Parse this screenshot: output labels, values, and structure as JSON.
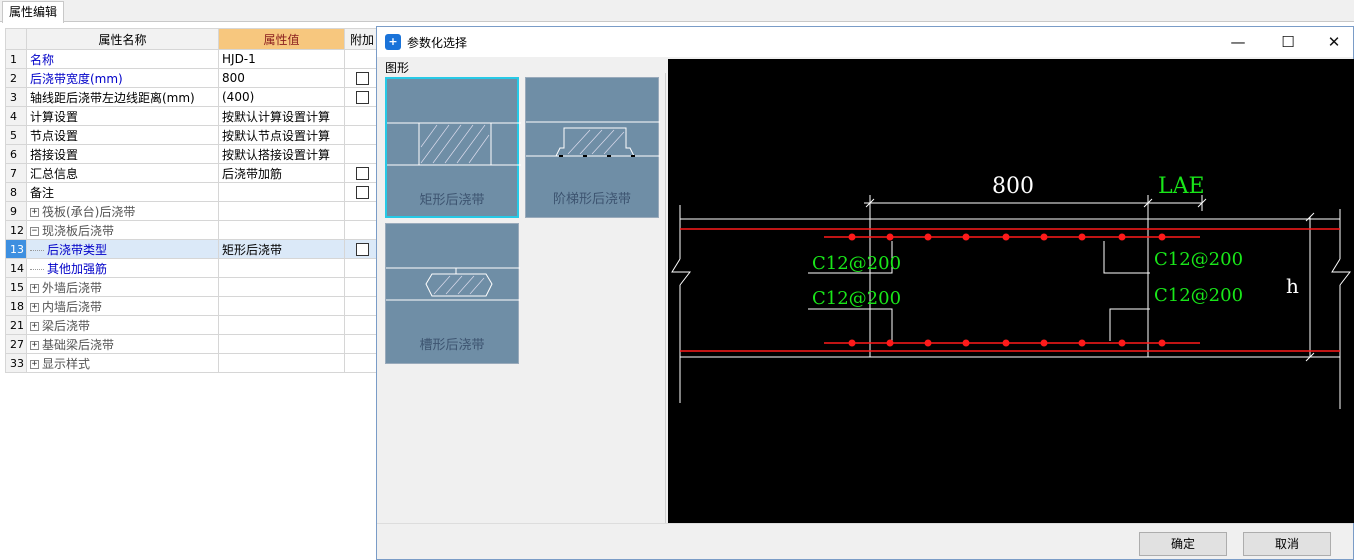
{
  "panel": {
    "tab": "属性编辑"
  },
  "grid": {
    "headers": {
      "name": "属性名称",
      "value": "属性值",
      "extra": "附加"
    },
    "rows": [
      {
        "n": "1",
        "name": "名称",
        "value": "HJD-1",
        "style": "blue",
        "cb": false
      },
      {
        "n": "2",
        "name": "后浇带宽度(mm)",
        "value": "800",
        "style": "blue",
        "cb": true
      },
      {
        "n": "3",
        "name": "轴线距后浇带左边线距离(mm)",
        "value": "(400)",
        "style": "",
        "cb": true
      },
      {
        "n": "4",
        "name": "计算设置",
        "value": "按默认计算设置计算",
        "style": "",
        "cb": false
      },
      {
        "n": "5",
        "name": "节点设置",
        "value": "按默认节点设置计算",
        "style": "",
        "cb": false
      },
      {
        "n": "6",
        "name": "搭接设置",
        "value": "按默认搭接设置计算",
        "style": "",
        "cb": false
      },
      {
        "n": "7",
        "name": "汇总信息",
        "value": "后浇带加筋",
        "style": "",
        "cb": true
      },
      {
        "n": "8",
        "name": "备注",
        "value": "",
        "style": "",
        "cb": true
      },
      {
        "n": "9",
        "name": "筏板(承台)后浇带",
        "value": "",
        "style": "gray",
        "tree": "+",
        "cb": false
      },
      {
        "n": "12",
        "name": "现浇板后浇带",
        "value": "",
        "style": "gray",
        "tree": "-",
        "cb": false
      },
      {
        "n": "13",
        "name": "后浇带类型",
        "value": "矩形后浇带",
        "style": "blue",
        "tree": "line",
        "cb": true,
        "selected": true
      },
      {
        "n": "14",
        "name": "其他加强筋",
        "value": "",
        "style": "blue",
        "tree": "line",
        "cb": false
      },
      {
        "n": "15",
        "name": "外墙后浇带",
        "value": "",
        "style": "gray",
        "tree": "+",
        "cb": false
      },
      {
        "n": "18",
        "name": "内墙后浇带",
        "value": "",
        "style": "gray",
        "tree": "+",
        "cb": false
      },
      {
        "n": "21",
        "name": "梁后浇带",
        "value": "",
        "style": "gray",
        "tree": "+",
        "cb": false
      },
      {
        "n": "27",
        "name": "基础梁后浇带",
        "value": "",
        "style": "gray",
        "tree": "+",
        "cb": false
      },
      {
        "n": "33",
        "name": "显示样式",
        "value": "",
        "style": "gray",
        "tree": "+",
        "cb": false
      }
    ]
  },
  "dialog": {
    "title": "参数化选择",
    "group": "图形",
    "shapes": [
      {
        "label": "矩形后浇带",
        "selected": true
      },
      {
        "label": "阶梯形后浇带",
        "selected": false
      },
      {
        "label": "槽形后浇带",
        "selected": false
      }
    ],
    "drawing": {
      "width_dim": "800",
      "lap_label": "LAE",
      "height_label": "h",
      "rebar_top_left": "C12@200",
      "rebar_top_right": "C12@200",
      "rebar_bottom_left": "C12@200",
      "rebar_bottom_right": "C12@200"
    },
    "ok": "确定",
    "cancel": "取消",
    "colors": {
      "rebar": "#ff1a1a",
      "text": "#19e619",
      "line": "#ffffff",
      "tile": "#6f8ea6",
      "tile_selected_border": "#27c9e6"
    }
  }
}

▬▬▬▬▬▬▬▬▬▬

» Requirement:
Print out every entry above without changing a word, and leave out the pictures.

» Exercise response:
Parse this screenshot: output labels, values, and structure as JSON.
{
  "panel": {
    "tab": "属性编辑"
  },
  "grid": {
    "headers": {
      "name": "属性名称",
      "value": "属性值",
      "extra": "附加"
    },
    "rows": [
      {
        "n": "1",
        "name": "名称",
        "value": "HJD-1",
        "style": "blue",
        "cb": false
      },
      {
        "n": "2",
        "name": "后浇带宽度(mm)",
        "value": "800",
        "style": "blue",
        "cb": true
      },
      {
        "n": "3",
        "name": "轴线距后浇带左边线距离(mm)",
        "value": "(400)",
        "style": "",
        "cb": true
      },
      {
        "n": "4",
        "name": "计算设置",
        "value": "按默认计算设置计算",
        "style": "",
        "cb": false
      },
      {
        "n": "5",
        "name": "节点设置",
        "value": "按默认节点设置计算",
        "style": "",
        "cb": false
      },
      {
        "n": "6",
        "name": "搭接设置",
        "value": "按默认搭接设置计算",
        "style": "",
        "cb": false
      },
      {
        "n": "7",
        "name": "汇总信息",
        "value": "后浇带加筋",
        "style": "",
        "cb": true
      },
      {
        "n": "8",
        "name": "备注",
        "value": "",
        "style": "",
        "cb": true
      },
      {
        "n": "9",
        "name": "筏板(承台)后浇带",
        "value": "",
        "style": "gray",
        "tree": "+",
        "cb": false
      },
      {
        "n": "12",
        "name": "现浇板后浇带",
        "value": "",
        "style": "gray",
        "tree": "-",
        "cb": false
      },
      {
        "n": "13",
        "name": "后浇带类型",
        "value": "矩形后浇带",
        "style": "blue",
        "tree": "line",
        "cb": true,
        "selected": true
      },
      {
        "n": "14",
        "name": "其他加强筋",
        "value": "",
        "style": "blue",
        "tree": "line",
        "cb": false
      },
      {
        "n": "15",
        "name": "外墙后浇带",
        "value": "",
        "style": "gray",
        "tree": "+",
        "cb": false
      },
      {
        "n": "18",
        "name": "内墙后浇带",
        "value": "",
        "style": "gray",
        "tree": "+",
        "cb": false
      },
      {
        "n": "21",
        "name": "梁后浇带",
        "value": "",
        "style": "gray",
        "tree": "+",
        "cb": false
      },
      {
        "n": "27",
        "name": "基础梁后浇带",
        "value": "",
        "style": "gray",
        "tree": "+",
        "cb": false
      },
      {
        "n": "33",
        "name": "显示样式",
        "value": "",
        "style": "gray",
        "tree": "+",
        "cb": false
      }
    ]
  },
  "dialog": {
    "title": "参数化选择",
    "group": "图形",
    "shapes": [
      {
        "label": "矩形后浇带",
        "selected": true
      },
      {
        "label": "阶梯形后浇带",
        "selected": false
      },
      {
        "label": "槽形后浇带",
        "selected": false
      }
    ],
    "drawing": {
      "width_dim": "800",
      "lap_label": "LAE",
      "height_label": "h",
      "rebar_top_left": "C12@200",
      "rebar_top_right": "C12@200",
      "rebar_bottom_left": "C12@200",
      "rebar_bottom_right": "C12@200"
    },
    "ok": "确定",
    "cancel": "取消",
    "colors": {
      "rebar": "#ff1a1a",
      "text": "#19e619",
      "line": "#ffffff",
      "tile": "#6f8ea6",
      "tile_selected_border": "#27c9e6"
    }
  }
}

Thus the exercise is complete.